======== GIVEN DATA
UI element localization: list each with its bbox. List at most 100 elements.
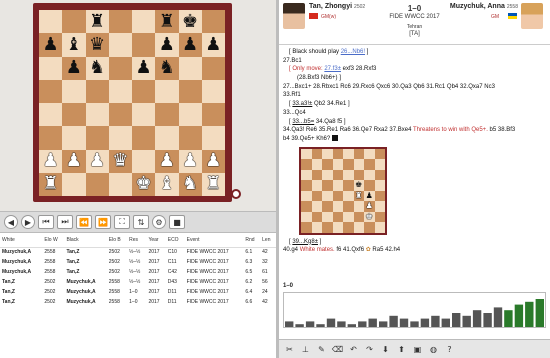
evaluation-graph[interactable] (283, 292, 546, 328)
board-square[interactable] (301, 180, 312, 191)
board-square[interactable] (311, 148, 322, 160)
table-row[interactable]: Muzychuk,A 2558 Tan,Z 2502 ½–½ 2017 C42 FIDE WW… (0, 267, 276, 277)
board-square[interactable] (343, 169, 354, 181)
white-rook-icon[interactable]: ♜ (205, 175, 221, 193)
board-square[interactable] (322, 190, 333, 202)
black-pawn-icon[interactable]: ♟ (66, 59, 82, 77)
board-square[interactable] (322, 148, 333, 160)
board-square[interactable]: ♜ (85, 10, 109, 34)
move-line[interactable]: 27.Bc1 (283, 57, 546, 66)
board-square[interactable] (364, 148, 375, 160)
board-square[interactable] (332, 159, 343, 170)
view-icon[interactable]: ▣ (411, 343, 424, 356)
board-square[interactable] (85, 172, 109, 196)
board-square[interactable] (322, 222, 333, 233)
graph-bar[interactable] (535, 299, 544, 327)
white-pawn-icon[interactable]: ♟ (182, 152, 198, 170)
board-square[interactable] (178, 126, 202, 150)
board-square[interactable] (322, 159, 333, 170)
graph-bar[interactable] (452, 313, 461, 327)
board-square[interactable] (39, 103, 63, 127)
board-square[interactable] (301, 159, 312, 170)
table-row[interactable]: Tan,Z 2502 Muzychuk,A 2558 1–0 2017 D11 FIDE WW… (0, 297, 276, 307)
board-square[interactable] (132, 126, 156, 150)
board-square[interactable] (343, 148, 354, 160)
board-square[interactable] (374, 222, 385, 233)
white-king-icon[interactable]: ♚ (366, 212, 373, 221)
white-pawn-icon[interactable]: ♟ (66, 152, 82, 170)
back-icon[interactable]: ◀ (4, 215, 18, 229)
board-square[interactable] (364, 222, 375, 233)
column-header[interactable]: Elo B (106, 233, 128, 248)
graph-bar[interactable] (514, 304, 524, 327)
notation-pane[interactable]: [ Black should play 26...Nb6! ] 27.Bc1 [… (279, 46, 550, 282)
board-square[interactable] (201, 103, 225, 127)
end-icon[interactable]: ⏩ (95, 215, 111, 229)
board-square[interactable] (322, 211, 333, 223)
board-square[interactable]: ♚ (353, 180, 364, 191)
board-square[interactable]: ♞ (155, 56, 179, 80)
graph-bar[interactable] (326, 318, 336, 327)
board-square[interactable] (374, 159, 385, 170)
board-square[interactable] (343, 211, 354, 223)
board-square[interactable] (301, 190, 312, 202)
board-square[interactable] (353, 222, 364, 233)
move-line[interactable]: 40.g4 White mates. f6 41.Qxf6 ✿ Ra5 42.h… (283, 246, 546, 255)
move-link[interactable]: 39...Kg8± (292, 239, 318, 245)
board-square[interactable]: ♜ (201, 172, 225, 196)
board-square[interactable] (343, 190, 354, 202)
board-square[interactable] (311, 222, 322, 233)
table-row[interactable]: Tan,Z 2502 Muzychuk,A 2558 1–0 2017 D11 FIDE WW… (0, 287, 276, 297)
board-square[interactable] (311, 201, 322, 212)
graph-bar[interactable] (410, 321, 419, 327)
board-square[interactable] (132, 103, 156, 127)
board-square[interactable] (322, 201, 333, 212)
board-square[interactable] (353, 159, 364, 170)
board-square[interactable]: ♟ (155, 149, 179, 173)
move-line[interactable]: 33.Rf1 (283, 91, 546, 100)
graph-bar[interactable] (358, 321, 367, 327)
graph-bar[interactable] (504, 310, 513, 327)
board-square[interactable] (311, 159, 322, 170)
board-square[interactable] (343, 201, 354, 212)
board-square[interactable] (374, 148, 385, 160)
board-square[interactable] (301, 211, 312, 223)
move-line[interactable]: 27...Bxc1+ 28.Rbxc1 Rc6 29.Rxc6 Qxc6 30.… (283, 83, 546, 92)
board-square[interactable]: ♟ (201, 33, 225, 57)
board-square[interactable]: ♟ (201, 149, 225, 173)
board-square[interactable] (108, 126, 132, 150)
board-resize-handle[interactable] (231, 189, 241, 199)
board-square[interactable] (374, 190, 385, 202)
board-square[interactable] (374, 169, 385, 181)
board-square[interactable] (343, 180, 354, 191)
board-square[interactable] (353, 148, 364, 160)
board-square[interactable]: ♟ (62, 149, 86, 173)
board-square[interactable] (332, 201, 343, 212)
move-link[interactable]: 33...b5= (292, 119, 314, 125)
board-square[interactable] (85, 126, 109, 150)
black-pawn-icon[interactable]: ♟ (205, 35, 221, 54)
board-square[interactable] (301, 201, 312, 212)
board-square[interactable]: ♟ (132, 56, 156, 80)
graph-bar[interactable] (305, 321, 315, 327)
board-square[interactable] (155, 103, 179, 127)
black-knight-icon[interactable]: ♞ (159, 59, 175, 77)
white-pawn-icon[interactable]: ♟ (43, 152, 59, 170)
board-square[interactable] (332, 222, 343, 233)
board-square[interactable] (62, 172, 86, 196)
board-square[interactable]: ♟ (155, 33, 179, 57)
column-header[interactable]: Black (64, 233, 107, 248)
board-square[interactable] (364, 180, 375, 191)
board-square[interactable] (108, 56, 132, 80)
board-square[interactable] (108, 103, 132, 127)
board-square[interactable]: ♞ (178, 172, 202, 196)
board-square[interactable] (353, 201, 364, 212)
board-square[interactable]: ♟ (178, 149, 202, 173)
board-square[interactable] (322, 180, 333, 191)
board-square[interactable] (311, 169, 322, 181)
graph-bar[interactable] (462, 315, 471, 327)
board-square[interactable] (39, 56, 63, 80)
board-square[interactable] (62, 79, 86, 103)
board-square[interactable] (332, 169, 343, 181)
start-icon[interactable]: ⏪ (76, 215, 92, 229)
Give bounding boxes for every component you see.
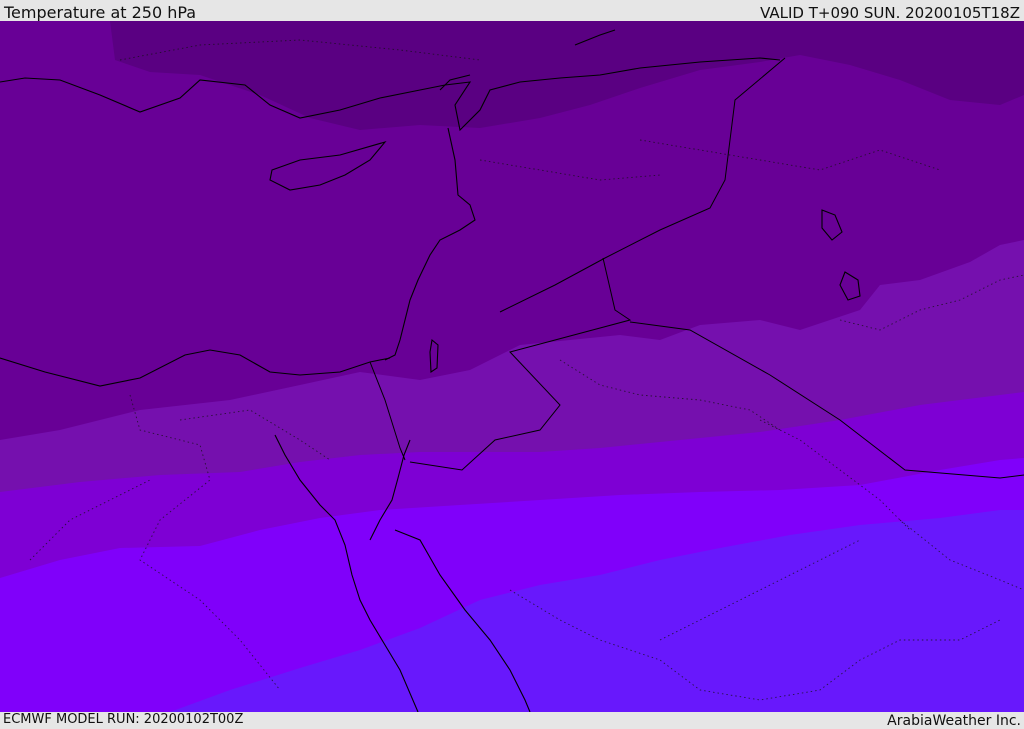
================
TO BE DONE –
Rewrite all the records above as a numbered list, skipping blank lines and leaving out the pictures.

WRITTEN ANSWER –
1. UI element localization: list each with its bbox. List at most 100 elements.
2. evaluation-graph[interactable] (283, 292, 546, 328)
3. board-square[interactable] (301, 180, 312, 191)
4. board-square[interactable] (311, 148, 322, 160)
5. table-row[interactable]: Muzychuk,A 2558 Tan,Z 2502 ½–½ 2017 C42 FIDE WW… (0, 267, 276, 277)
6. board-square[interactable] (343, 169, 354, 181)
7. white-rook-icon[interactable]: ♜ (205, 175, 221, 193)
8. board-square[interactable] (322, 190, 333, 202)
9. black-pawn-icon[interactable]: ♟ (66, 59, 82, 77)
10. board-square[interactable] (322, 148, 333, 160)
11. board-square[interactable]: ♜ (85, 10, 109, 34)
12. move-line[interactable]: 27.Bc1 (283, 57, 546, 66)
13. board-square[interactable] (364, 148, 375, 160)
14. board-square[interactable] (332, 159, 343, 170)
15. view-icon[interactable]: ▣ (411, 343, 424, 356)
16. board-square[interactable] (85, 172, 109, 196)
17. board-square[interactable] (322, 222, 333, 233)
18. graph-bar[interactable] (535, 299, 544, 327)
19. white-pawn-icon[interactable]: ♟ (182, 152, 198, 170)
20. board-square[interactable] (178, 126, 202, 150)
21. board-square[interactable] (322, 159, 333, 170)
22. graph-bar[interactable] (452, 313, 461, 327)
23. board-square[interactable] (39, 103, 63, 127)
24. board-square[interactable] (301, 159, 312, 170)
25. table-row[interactable]: Tan,Z 2502 Muzychuk,A 2558 1–0 2017 D11 FIDE WW… (0, 297, 276, 307)
26. board-square[interactable] (132, 126, 156, 150)
27. board-square[interactable] (343, 148, 354, 160)
28. board-square[interactable] (374, 222, 385, 233)
29. white-king-icon[interactable]: ♚ (366, 212, 373, 221)
30. white-pawn-icon[interactable]: ♟ (66, 152, 82, 170)
31. back-icon[interactable]: ◀ (4, 215, 18, 229)
32. board-square[interactable] (364, 222, 375, 233)
33. column-header[interactable]: Elo B (106, 233, 128, 248)
34. graph-bar[interactable] (514, 304, 524, 327)
35. notation-pane[interactable]: [ Black should play 26...Nb6! ] 27.Bc1 [… (279, 46, 550, 282)
36. board-square[interactable] (201, 103, 225, 127)
37. end-icon[interactable]: ⏩ (95, 215, 111, 229)
38. board-square[interactable] (322, 211, 333, 223)
39. board-square[interactable]: ♚ (353, 180, 364, 191)
40. board-square[interactable]: ♞ (155, 56, 179, 80)
41. graph-bar[interactable] (326, 318, 336, 327)
42. board-square[interactable] (374, 159, 385, 170)
43. board-square[interactable] (343, 211, 354, 223)
44. board-square[interactable] (301, 190, 312, 202)
45. board-square[interactable] (353, 222, 364, 233)
46. move-line[interactable]: 40.g4 White mates. f6 41.Qxf6 ✿ Ra5 42.h… (283, 246, 546, 255)
47. move-link[interactable]: 39...Kg8± (292, 239, 318, 245)
48. board-square[interactable]: ♜ (201, 172, 225, 196)
49. board-square[interactable] (343, 190, 354, 202)
50. board-square[interactable] (311, 222, 322, 233)
51. table-row[interactable]: Tan,Z 2502 Muzychuk,A 2558 1–0 2017 D11 FIDE WW… (0, 287, 276, 297)
52. board-square[interactable] (311, 201, 322, 212)
53. graph-bar[interactable] (410, 321, 419, 327)
54. board-square[interactable] (132, 103, 156, 127)
55. board-square[interactable] (322, 201, 333, 212)
56. board-square[interactable] (353, 159, 364, 170)
57. board-square[interactable]: ♟ (155, 149, 179, 173)
58. move-line[interactable]: 33.Rf1 (283, 91, 546, 100)
59. graph-bar[interactable] (358, 321, 367, 327)
60. graph-bar[interactable] (504, 310, 513, 327)
61. board-square[interactable] (311, 159, 322, 170)
62. board-square[interactable] (343, 201, 354, 212)
63. board-square[interactable] (374, 148, 385, 160)
64. board-square[interactable] (301, 211, 312, 223)
65. move-line[interactable]: 27...Bxc1+ 28.Rbxc1 Rc6 29.Rxc6 Qxc6 30.… (283, 83, 546, 92)
66. board-square[interactable]: ♟ (201, 33, 225, 57)
67. board-square[interactable]: ♟ (201, 149, 225, 173)
68. board-square[interactable] (108, 126, 132, 150)
69. board-resize-handle[interactable] (231, 189, 241, 199)
70. board-square[interactable] (374, 190, 385, 202)
71. board-square[interactable] (374, 169, 385, 181)
72. board-square[interactable] (343, 180, 354, 191)
73. board-square[interactable] (353, 148, 364, 160)
74. board-square[interactable]: ♟ (62, 149, 86, 173)
75. board-square[interactable] (332, 201, 343, 212)
76. move-link[interactable]: 33...b5= (292, 119, 314, 125)
77. board-square[interactable] (85, 126, 109, 150)
78. black-pawn-icon[interactable]: ♟ (205, 35, 221, 54)
79. board-square[interactable] (301, 201, 312, 212)
80. board-square[interactable]: ♟ (132, 56, 156, 80)
81. graph-bar[interactable] (305, 321, 315, 327)
82. board-square[interactable] (155, 103, 179, 127)
83. black-knight-icon[interactable]: ♞ (159, 59, 175, 77)
84. white-pawn-icon[interactable]: ♟ (43, 152, 59, 170)
85. board-square[interactable] (332, 222, 343, 233)
86. board-square[interactable] (62, 172, 86, 196)
87. board-square[interactable]: ♟ (155, 33, 179, 57)
88. column-header[interactable]: Black (64, 233, 107, 248)
89. board-square[interactable] (364, 180, 375, 191)
90. board-square[interactable] (108, 56, 132, 80)
91. board-square[interactable] (108, 103, 132, 127)
92. board-square[interactable]: ♞ (178, 172, 202, 196)
93. board-square[interactable] (353, 201, 364, 212)
94. board-square[interactable]: ♟ (178, 149, 202, 173)
95. board-square[interactable] (322, 180, 333, 191)
96. board-square[interactable] (311, 169, 322, 181)
97. graph-bar[interactable] (462, 315, 471, 327)
98. board-square[interactable] (39, 56, 63, 80)
99. board-square[interactable] (62, 79, 86, 103)
100. board-square[interactable] (332, 169, 343, 181)
101. start-icon[interactable]: ⏪ (76, 215, 92, 229)
102. Give bounding boxes for every component you see.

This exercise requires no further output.